+++ Stored data

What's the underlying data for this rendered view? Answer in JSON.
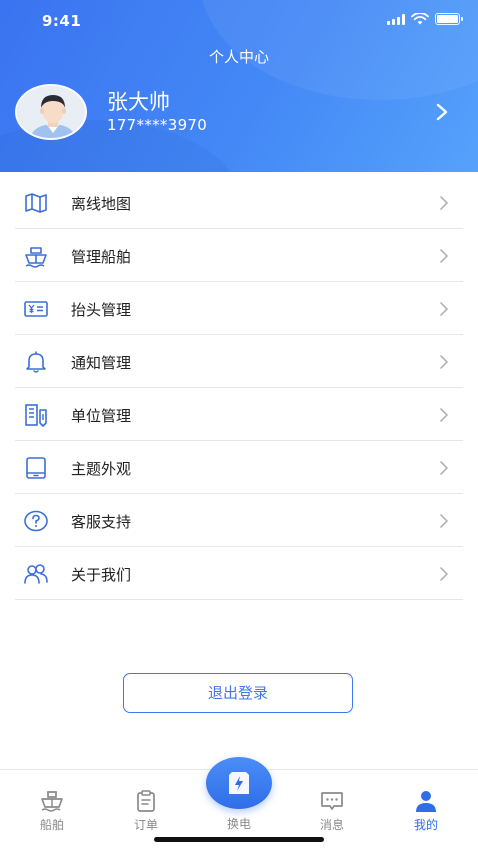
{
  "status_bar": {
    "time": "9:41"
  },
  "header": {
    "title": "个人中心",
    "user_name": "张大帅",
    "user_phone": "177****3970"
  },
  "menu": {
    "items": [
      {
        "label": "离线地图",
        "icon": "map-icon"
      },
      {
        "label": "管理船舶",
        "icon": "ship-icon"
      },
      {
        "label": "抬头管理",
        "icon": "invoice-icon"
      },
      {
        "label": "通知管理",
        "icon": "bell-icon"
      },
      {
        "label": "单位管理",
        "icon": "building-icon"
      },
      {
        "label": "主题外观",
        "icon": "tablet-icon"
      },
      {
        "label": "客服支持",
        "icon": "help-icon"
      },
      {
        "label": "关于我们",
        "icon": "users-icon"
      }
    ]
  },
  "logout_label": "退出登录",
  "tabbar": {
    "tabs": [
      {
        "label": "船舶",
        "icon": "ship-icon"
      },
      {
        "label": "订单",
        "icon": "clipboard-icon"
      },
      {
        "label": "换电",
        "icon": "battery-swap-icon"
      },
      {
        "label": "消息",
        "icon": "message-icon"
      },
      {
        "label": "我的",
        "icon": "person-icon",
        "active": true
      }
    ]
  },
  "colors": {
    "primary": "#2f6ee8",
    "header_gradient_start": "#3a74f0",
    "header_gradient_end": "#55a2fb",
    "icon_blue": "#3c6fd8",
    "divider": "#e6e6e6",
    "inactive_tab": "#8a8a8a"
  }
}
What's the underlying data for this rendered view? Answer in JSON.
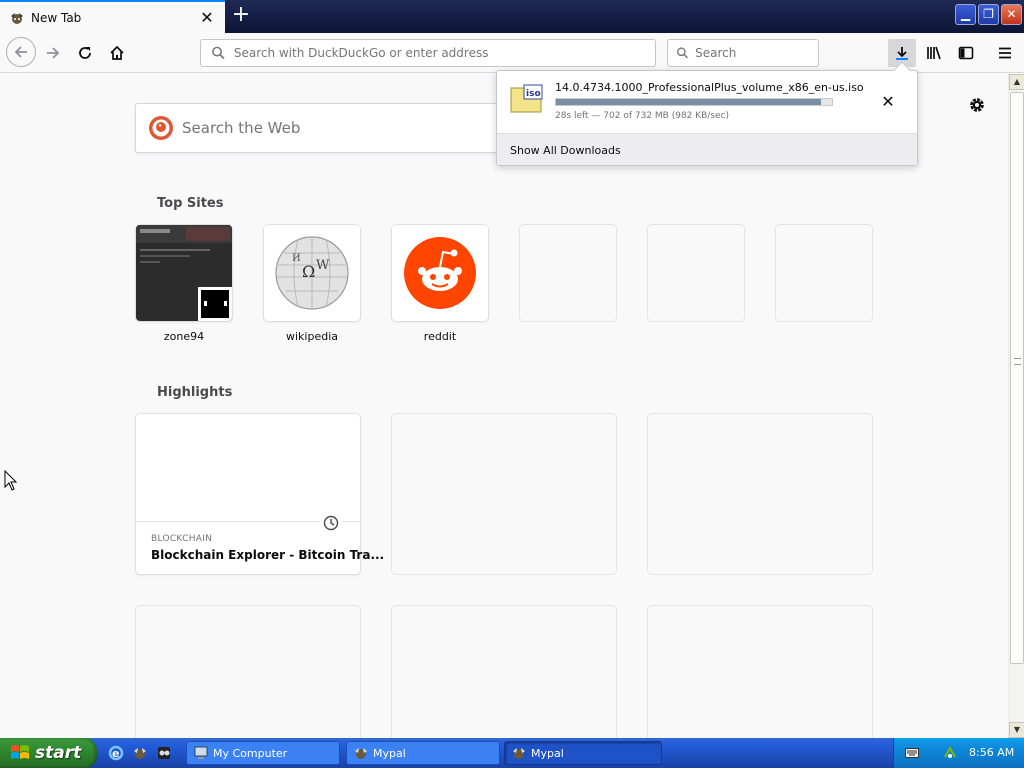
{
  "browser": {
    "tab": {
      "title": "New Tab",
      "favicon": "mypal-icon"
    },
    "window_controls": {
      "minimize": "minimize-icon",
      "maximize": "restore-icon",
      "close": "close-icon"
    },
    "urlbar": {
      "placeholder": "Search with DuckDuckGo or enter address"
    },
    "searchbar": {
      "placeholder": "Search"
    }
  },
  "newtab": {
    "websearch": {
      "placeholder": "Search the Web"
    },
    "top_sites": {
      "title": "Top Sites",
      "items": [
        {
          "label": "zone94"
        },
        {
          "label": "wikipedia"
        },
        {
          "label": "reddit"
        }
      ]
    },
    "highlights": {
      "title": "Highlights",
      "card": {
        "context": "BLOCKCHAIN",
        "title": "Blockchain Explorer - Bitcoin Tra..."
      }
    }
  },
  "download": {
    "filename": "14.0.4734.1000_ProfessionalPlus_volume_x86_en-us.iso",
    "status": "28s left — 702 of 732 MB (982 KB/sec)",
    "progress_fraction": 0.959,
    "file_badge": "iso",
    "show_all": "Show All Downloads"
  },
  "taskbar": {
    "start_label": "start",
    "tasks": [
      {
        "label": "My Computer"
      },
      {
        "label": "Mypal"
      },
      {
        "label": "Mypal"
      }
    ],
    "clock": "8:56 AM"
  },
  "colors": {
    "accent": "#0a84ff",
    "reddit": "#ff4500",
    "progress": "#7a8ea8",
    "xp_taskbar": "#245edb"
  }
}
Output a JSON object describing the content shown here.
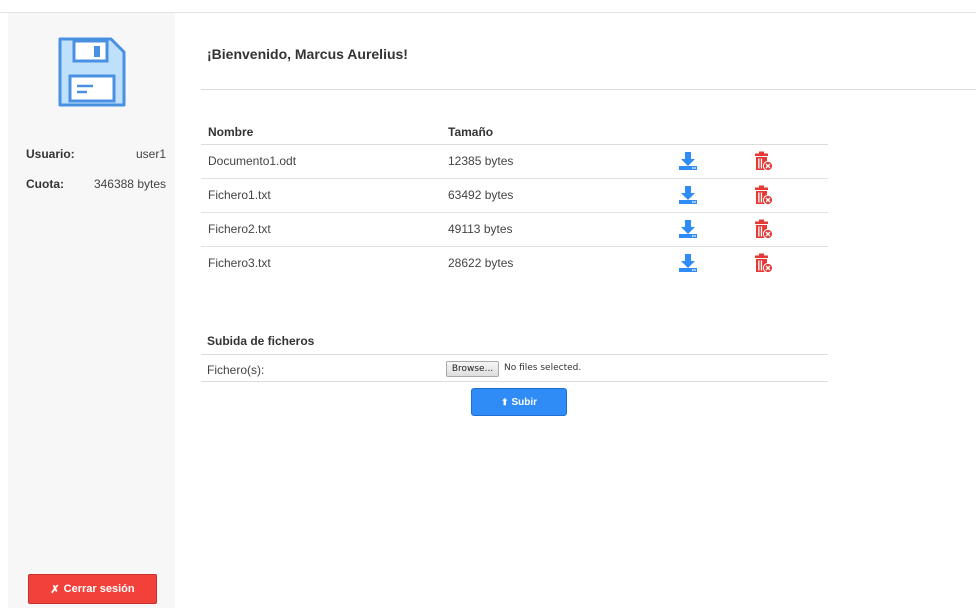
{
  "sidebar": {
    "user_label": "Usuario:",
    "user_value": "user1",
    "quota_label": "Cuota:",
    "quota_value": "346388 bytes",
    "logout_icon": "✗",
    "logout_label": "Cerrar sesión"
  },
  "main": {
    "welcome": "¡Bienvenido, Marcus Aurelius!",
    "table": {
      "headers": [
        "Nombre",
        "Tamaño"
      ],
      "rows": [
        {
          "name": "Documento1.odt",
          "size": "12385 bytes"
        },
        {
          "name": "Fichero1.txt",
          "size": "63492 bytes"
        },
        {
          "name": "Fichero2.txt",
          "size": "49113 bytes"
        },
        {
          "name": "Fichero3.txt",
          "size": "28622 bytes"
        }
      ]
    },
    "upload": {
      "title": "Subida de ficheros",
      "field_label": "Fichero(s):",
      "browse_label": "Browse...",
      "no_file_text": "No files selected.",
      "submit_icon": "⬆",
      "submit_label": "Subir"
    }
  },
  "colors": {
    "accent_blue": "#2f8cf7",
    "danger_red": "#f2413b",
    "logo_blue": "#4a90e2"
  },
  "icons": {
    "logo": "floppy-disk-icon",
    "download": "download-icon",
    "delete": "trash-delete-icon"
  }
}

++++++

Retype the listing exactly. Pictures do not belong in the copy.

The result:
What's the underlying data for this rendered view? Answer in JSON.
{
  "status_bar": {
    "time": "9:41"
  },
  "header": {
    "title": "个人中心",
    "user_name": "张大帅",
    "user_phone": "177****3970"
  },
  "menu": {
    "items": [
      {
        "label": "离线地图",
        "icon": "map-icon"
      },
      {
        "label": "管理船舶",
        "icon": "ship-icon"
      },
      {
        "label": "抬头管理",
        "icon": "invoice-icon"
      },
      {
        "label": "通知管理",
        "icon": "bell-icon"
      },
      {
        "label": "单位管理",
        "icon": "building-icon"
      },
      {
        "label": "主题外观",
        "icon": "tablet-icon"
      },
      {
        "label": "客服支持",
        "icon": "help-icon"
      },
      {
        "label": "关于我们",
        "icon": "users-icon"
      }
    ]
  },
  "logout_label": "退出登录",
  "tabbar": {
    "tabs": [
      {
        "label": "船舶",
        "icon": "ship-icon"
      },
      {
        "label": "订单",
        "icon": "clipboard-icon"
      },
      {
        "label": "换电",
        "icon": "battery-swap-icon"
      },
      {
        "label": "消息",
        "icon": "message-icon"
      },
      {
        "label": "我的",
        "icon": "person-icon",
        "active": true
      }
    ]
  },
  "colors": {
    "primary": "#2f6ee8",
    "header_gradient_start": "#3a74f0",
    "header_gradient_end": "#55a2fb",
    "icon_blue": "#3c6fd8",
    "divider": "#e6e6e6",
    "inactive_tab": "#8a8a8a"
  }
}
What's the underlying data for this rendered view? Answer in JSON.
{
  "browser": {
    "tab": {
      "title": "New Tab",
      "favicon": "mypal-icon"
    },
    "window_controls": {
      "minimize": "minimize-icon",
      "maximize": "restore-icon",
      "close": "close-icon"
    },
    "urlbar": {
      "placeholder": "Search with DuckDuckGo or enter address"
    },
    "searchbar": {
      "placeholder": "Search"
    }
  },
  "newtab": {
    "websearch": {
      "placeholder": "Search the Web"
    },
    "top_sites": {
      "title": "Top Sites",
      "items": [
        {
          "label": "zone94"
        },
        {
          "label": "wikipedia"
        },
        {
          "label": "reddit"
        }
      ]
    },
    "highlights": {
      "title": "Highlights",
      "card": {
        "context": "BLOCKCHAIN",
        "title": "Blockchain Explorer - Bitcoin Tra..."
      }
    }
  },
  "download": {
    "filename": "14.0.4734.1000_ProfessionalPlus_volume_x86_en-us.iso",
    "status": "28s left — 702 of 732 MB (982 KB/sec)",
    "progress_fraction": 0.959,
    "file_badge": "iso",
    "show_all": "Show All Downloads"
  },
  "taskbar": {
    "start_label": "start",
    "tasks": [
      {
        "label": "My Computer"
      },
      {
        "label": "Mypal"
      },
      {
        "label": "Mypal"
      }
    ],
    "clock": "8:56 AM"
  },
  "colors": {
    "accent": "#0a84ff",
    "reddit": "#ff4500",
    "progress": "#7a8ea8",
    "xp_taskbar": "#245edb"
  }
}
Output a JSON object describing the content shown here.
{
  "sidebar": {
    "user_label": "Usuario:",
    "user_value": "user1",
    "quota_label": "Cuota:",
    "quota_value": "346388 bytes",
    "logout_icon": "✗",
    "logout_label": "Cerrar sesión"
  },
  "main": {
    "welcome": "¡Bienvenido, Marcus Aurelius!",
    "table": {
      "headers": [
        "Nombre",
        "Tamaño"
      ],
      "rows": [
        {
          "name": "Documento1.odt",
          "size": "12385 bytes"
        },
        {
          "name": "Fichero1.txt",
          "size": "63492 bytes"
        },
        {
          "name": "Fichero2.txt",
          "size": "49113 bytes"
        },
        {
          "name": "Fichero3.txt",
          "size": "28622 bytes"
        }
      ]
    },
    "upload": {
      "title": "Subida de ficheros",
      "field_label": "Fichero(s):",
      "browse_label": "Browse...",
      "no_file_text": "No files selected.",
      "submit_icon": "⬆",
      "submit_label": "Subir"
    }
  },
  "colors": {
    "accent_blue": "#2f8cf7",
    "danger_red": "#f2413b",
    "logo_blue": "#4a90e2"
  },
  "icons": {
    "logo": "floppy-disk-icon",
    "download": "download-icon",
    "delete": "trash-delete-icon"
  }
}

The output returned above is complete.